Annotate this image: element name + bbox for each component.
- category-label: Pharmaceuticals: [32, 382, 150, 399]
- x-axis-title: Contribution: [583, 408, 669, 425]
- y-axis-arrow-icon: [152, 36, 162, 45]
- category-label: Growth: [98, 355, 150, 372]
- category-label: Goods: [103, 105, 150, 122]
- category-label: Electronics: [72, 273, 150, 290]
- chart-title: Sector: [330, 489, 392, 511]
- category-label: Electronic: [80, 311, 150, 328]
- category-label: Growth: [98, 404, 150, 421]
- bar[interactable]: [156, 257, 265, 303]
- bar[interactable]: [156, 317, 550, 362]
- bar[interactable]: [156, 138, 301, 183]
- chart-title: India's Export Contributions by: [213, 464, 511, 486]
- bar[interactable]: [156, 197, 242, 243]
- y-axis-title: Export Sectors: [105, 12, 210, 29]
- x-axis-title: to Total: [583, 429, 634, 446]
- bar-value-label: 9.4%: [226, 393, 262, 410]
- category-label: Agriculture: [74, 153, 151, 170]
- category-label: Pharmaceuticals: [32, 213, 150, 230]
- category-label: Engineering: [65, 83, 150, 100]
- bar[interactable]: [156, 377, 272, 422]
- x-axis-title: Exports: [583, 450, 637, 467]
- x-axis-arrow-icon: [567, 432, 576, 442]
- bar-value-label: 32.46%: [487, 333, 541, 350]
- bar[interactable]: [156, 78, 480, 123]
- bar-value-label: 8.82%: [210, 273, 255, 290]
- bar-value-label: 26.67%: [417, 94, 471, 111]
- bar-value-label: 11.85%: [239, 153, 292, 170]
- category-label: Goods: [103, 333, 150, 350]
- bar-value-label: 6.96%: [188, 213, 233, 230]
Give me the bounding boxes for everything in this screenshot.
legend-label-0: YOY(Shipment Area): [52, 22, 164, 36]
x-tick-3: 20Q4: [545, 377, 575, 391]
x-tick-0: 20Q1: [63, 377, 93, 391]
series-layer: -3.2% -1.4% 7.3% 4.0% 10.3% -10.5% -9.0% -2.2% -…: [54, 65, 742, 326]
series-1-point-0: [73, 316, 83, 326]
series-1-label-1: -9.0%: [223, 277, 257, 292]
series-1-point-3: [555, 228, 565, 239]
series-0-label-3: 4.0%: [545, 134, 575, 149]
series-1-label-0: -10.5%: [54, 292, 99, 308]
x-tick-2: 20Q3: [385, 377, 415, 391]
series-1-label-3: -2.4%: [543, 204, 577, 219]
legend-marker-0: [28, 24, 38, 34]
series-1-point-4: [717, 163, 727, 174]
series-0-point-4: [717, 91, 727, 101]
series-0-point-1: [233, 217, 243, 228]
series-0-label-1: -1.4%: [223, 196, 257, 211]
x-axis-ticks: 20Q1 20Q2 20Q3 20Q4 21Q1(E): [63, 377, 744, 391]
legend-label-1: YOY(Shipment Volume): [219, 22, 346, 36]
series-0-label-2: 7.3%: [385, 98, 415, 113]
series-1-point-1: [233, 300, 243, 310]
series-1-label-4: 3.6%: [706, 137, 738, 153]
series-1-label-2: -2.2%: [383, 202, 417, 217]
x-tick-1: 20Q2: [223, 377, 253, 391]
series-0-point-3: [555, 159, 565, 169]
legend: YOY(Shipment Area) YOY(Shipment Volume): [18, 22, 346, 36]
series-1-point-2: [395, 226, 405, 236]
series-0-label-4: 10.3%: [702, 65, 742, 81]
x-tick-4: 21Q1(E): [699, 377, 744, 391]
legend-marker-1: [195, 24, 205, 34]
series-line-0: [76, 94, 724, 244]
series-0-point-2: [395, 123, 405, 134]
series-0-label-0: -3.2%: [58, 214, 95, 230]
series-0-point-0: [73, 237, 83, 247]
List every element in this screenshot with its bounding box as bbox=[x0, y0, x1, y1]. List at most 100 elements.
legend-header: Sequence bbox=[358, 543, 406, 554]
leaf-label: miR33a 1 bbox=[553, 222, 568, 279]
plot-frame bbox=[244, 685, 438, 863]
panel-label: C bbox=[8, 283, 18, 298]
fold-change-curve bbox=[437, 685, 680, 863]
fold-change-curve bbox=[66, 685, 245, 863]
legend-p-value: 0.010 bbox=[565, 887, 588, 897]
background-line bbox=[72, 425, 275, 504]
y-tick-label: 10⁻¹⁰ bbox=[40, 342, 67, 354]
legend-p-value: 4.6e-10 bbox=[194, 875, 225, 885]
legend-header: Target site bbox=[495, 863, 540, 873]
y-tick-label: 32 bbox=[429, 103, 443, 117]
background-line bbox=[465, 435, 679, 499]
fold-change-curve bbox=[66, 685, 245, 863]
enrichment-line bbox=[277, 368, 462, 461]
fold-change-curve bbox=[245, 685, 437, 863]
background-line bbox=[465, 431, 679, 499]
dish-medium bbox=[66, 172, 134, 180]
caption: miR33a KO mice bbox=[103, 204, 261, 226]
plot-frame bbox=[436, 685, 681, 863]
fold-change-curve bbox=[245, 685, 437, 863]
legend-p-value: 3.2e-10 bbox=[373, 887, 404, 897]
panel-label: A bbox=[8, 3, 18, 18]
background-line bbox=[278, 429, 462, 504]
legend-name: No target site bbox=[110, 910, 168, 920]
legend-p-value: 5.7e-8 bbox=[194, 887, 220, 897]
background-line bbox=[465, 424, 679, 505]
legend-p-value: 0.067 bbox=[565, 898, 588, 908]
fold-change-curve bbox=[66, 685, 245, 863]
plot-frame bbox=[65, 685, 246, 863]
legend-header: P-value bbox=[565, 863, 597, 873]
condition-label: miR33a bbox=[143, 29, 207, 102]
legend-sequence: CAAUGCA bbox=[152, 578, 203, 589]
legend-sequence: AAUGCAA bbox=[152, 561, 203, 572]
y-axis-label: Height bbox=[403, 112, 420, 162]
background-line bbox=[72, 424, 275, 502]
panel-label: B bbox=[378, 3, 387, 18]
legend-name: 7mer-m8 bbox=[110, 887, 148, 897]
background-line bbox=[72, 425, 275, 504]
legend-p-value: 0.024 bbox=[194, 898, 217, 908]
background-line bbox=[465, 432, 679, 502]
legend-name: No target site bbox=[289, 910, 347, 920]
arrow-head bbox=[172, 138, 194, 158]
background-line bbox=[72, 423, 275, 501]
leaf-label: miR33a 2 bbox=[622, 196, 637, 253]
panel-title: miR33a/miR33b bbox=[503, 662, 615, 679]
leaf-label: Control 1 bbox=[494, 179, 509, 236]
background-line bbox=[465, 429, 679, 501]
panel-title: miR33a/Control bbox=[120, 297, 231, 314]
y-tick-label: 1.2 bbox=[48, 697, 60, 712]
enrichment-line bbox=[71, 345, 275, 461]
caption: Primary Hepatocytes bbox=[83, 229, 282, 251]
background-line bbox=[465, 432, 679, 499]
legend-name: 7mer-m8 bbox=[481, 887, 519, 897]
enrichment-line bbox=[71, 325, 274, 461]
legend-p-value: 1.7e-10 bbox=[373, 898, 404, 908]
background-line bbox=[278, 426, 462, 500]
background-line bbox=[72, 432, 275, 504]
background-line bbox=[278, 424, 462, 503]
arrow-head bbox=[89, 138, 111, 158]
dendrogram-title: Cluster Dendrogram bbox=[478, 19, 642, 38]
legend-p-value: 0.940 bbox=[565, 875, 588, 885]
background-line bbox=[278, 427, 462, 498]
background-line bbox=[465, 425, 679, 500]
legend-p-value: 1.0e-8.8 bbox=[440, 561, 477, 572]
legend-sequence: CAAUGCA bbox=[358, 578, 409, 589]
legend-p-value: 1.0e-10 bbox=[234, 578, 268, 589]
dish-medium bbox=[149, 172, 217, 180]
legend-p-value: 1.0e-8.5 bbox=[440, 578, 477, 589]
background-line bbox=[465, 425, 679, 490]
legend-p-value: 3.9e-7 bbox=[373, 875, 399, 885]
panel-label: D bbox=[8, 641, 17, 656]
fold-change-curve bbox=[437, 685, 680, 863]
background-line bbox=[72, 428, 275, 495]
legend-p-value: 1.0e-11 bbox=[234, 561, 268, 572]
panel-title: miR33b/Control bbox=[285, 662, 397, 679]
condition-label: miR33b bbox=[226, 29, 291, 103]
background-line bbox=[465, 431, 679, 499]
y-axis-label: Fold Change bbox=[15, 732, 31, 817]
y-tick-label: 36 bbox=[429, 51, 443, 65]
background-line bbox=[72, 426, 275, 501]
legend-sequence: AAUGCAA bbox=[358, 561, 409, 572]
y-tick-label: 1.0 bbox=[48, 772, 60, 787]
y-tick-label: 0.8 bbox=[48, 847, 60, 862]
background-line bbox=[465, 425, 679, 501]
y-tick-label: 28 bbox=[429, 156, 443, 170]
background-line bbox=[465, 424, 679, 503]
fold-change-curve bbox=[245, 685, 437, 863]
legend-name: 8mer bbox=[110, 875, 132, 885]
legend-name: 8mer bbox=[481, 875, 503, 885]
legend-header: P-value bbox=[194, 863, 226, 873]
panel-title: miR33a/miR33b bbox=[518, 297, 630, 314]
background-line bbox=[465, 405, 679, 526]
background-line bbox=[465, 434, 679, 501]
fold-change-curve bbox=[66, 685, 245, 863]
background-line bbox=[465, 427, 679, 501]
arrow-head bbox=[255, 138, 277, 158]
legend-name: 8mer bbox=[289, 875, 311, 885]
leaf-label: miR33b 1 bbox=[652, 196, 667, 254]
============
Exercise goal
Could you recast the records, from the start of the records through the line containing "- chart-title: Sector: [330, 489, 392, 511]", as a numbered list with blank lines left out?

Answer in full
1. Annotate this image: element name + bbox for each component.
2. - category-label: Pharmaceuticals: [32, 382, 150, 399]
3. - x-axis-title: Contribution: [583, 408, 669, 425]
4. - y-axis-arrow-icon: [152, 36, 162, 45]
5. - category-label: Growth: [98, 355, 150, 372]
6. - category-label: Goods: [103, 105, 150, 122]
7. - category-label: Electronics: [72, 273, 150, 290]
8. - chart-title: Sector: [330, 489, 392, 511]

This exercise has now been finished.